(Dataset rows)
------

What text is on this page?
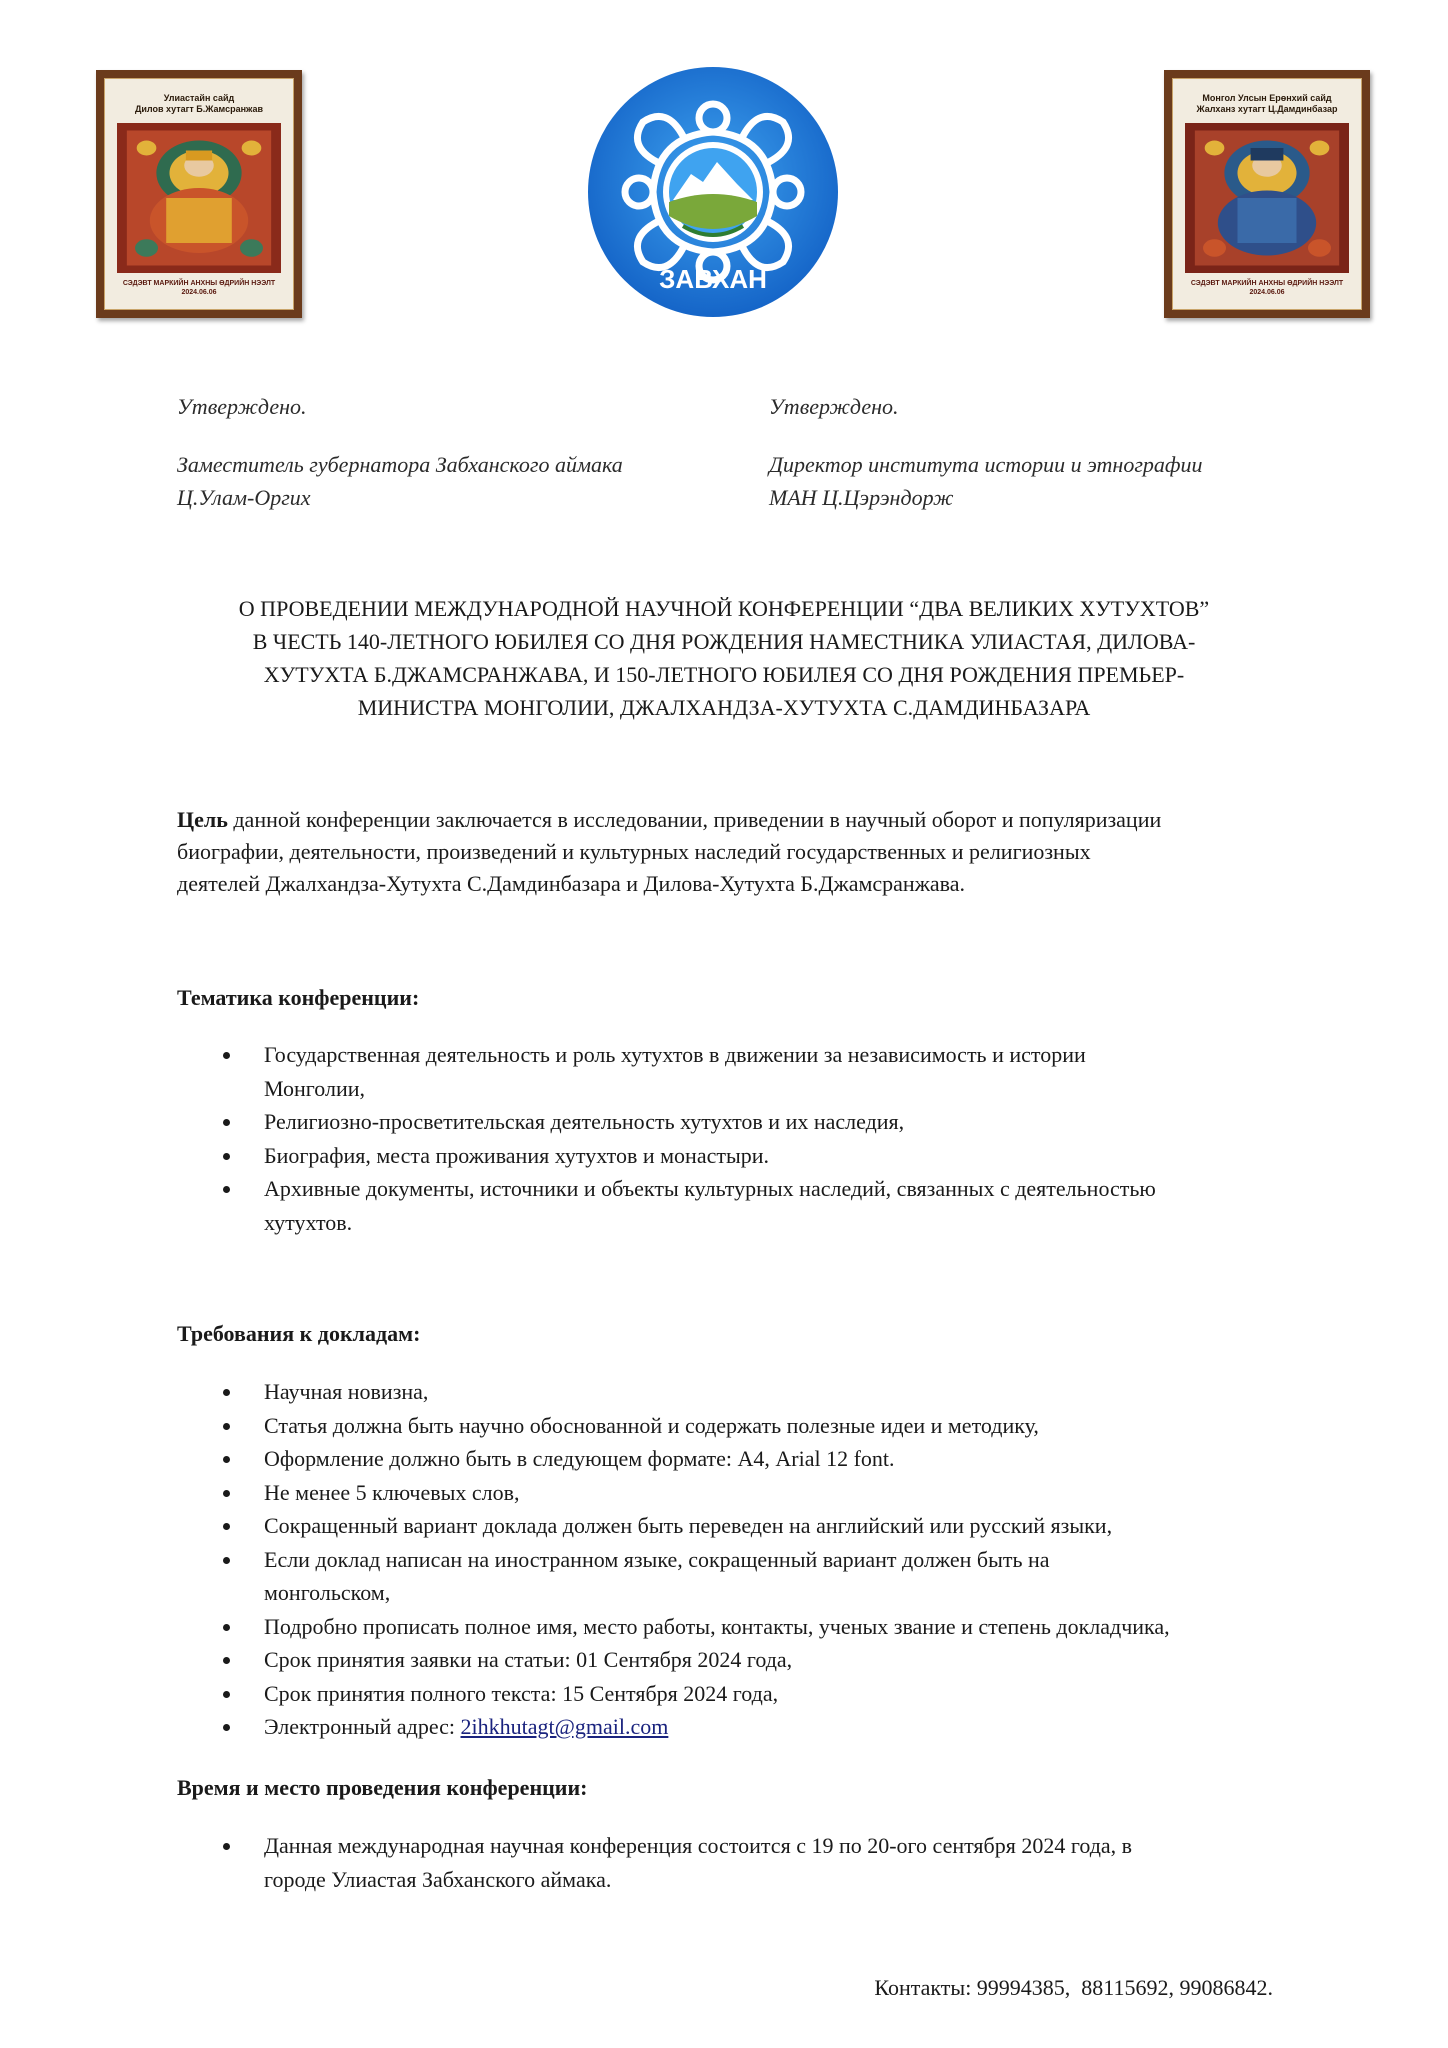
Улиастайн сайд
Дилов хутагт Б.Жамсранжав
СЭДЭВТ МАРКИЙН АНХНЫ ӨДРИЙН НЭЭЛТ
2024.06.06	ЗАВХАН
Монгол Улсын Ерөнхий сайд
Жалханз хутагт Ц.Дамдинбазар
СЭДЭВТ МАРКИЙН АНХНЫ ӨДРИЙН НЭЭЛТ
2024.06.06
Утверждено.
Заместитель губернатора Забханского аймака
Ц.Улам-Оргих
Утверждено.
Директор института истории и этнографии
МАН Ц.Цэрэндорж
О ПРОВЕДЕНИИ МЕЖДУНАРОДНОЙ НАУЧНОЙ КОНФЕРЕНЦИИ “ДВА ВЕЛИКИХ ХУТУХТОВ”
В ЧЕСТЬ 140-ЛЕТНОГО ЮБИЛЕЯ СО ДНЯ РОЖДЕНИЯ НАМЕСТНИКА УЛИАСТАЯ, ДИЛОВА-
ХУТУХТА Б.ДЖАМСРАНЖАВА, И 150-ЛЕТНОГО ЮБИЛЕЯ СО ДНЯ РОЖДЕНИЯ ПРЕМЬЕР-
МИНИСТРА МОНГОЛИИ, ДЖАЛХАНДЗА-ХУТУХТА С.ДАМДИНБАЗАРА
Цель данной конференции заключается в исследовании, приведении в научный оборот и популяризации
биографии, деятельности, произведений и культурных наследий государственных и религиозных
деятелей Джалхандза-Хутухта С.Дамдинбазара и Дилова-Хутухта Б.Джамсранжава.
Тематика конференции:
Государственная деятельность и роль хутухтов в движении за независимость и истории
Монголии,
Религиозно-просветительская деятельность хутухтов и их наследия,
Биография, места проживания хутухтов и монастыри.
Архивные документы, источники и объекты культурных наследий, связанных с деятельностью
хутухтов.
Требования к докладам:
Научная новизна,
Статья должна быть научно обоснованной и содержать полезные идеи и методику,
Оформление должно быть в следующем формате: А4, Arial 12 font.
Не менее 5 ключевых слов,
Сокращенный вариант доклада должен быть переведен на английский или русский языки,
Если доклад написан на иностранном языке, сокращенный вариант должен быть на
монгольском,
Подробно прописать полное имя, место работы, контакты, ученых звание и степень докладчика,
Срок принятия заявки на статьи: 01 Сентября 2024 года,
Срок принятия полного текста: 15 Сентября 2024 года,
Электронный адрес: 2ihkhutagt@gmail.com
Время и место проведения конференции:
Данная международная научная конференция состоится с 19 по 20-ого сентября 2024 года, в
городе Улиастая Забханского аймака.
Контакты: 99994385,  88115692, 99086842.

------

**Short problem**
Out of the material above, select every line that holds the string "Срок".

**Solution to this task**
Срок принятия заявки на статьи: 01 Сентября 2024 года,
Срок принятия полного текста: 15 Сентября 2024 года,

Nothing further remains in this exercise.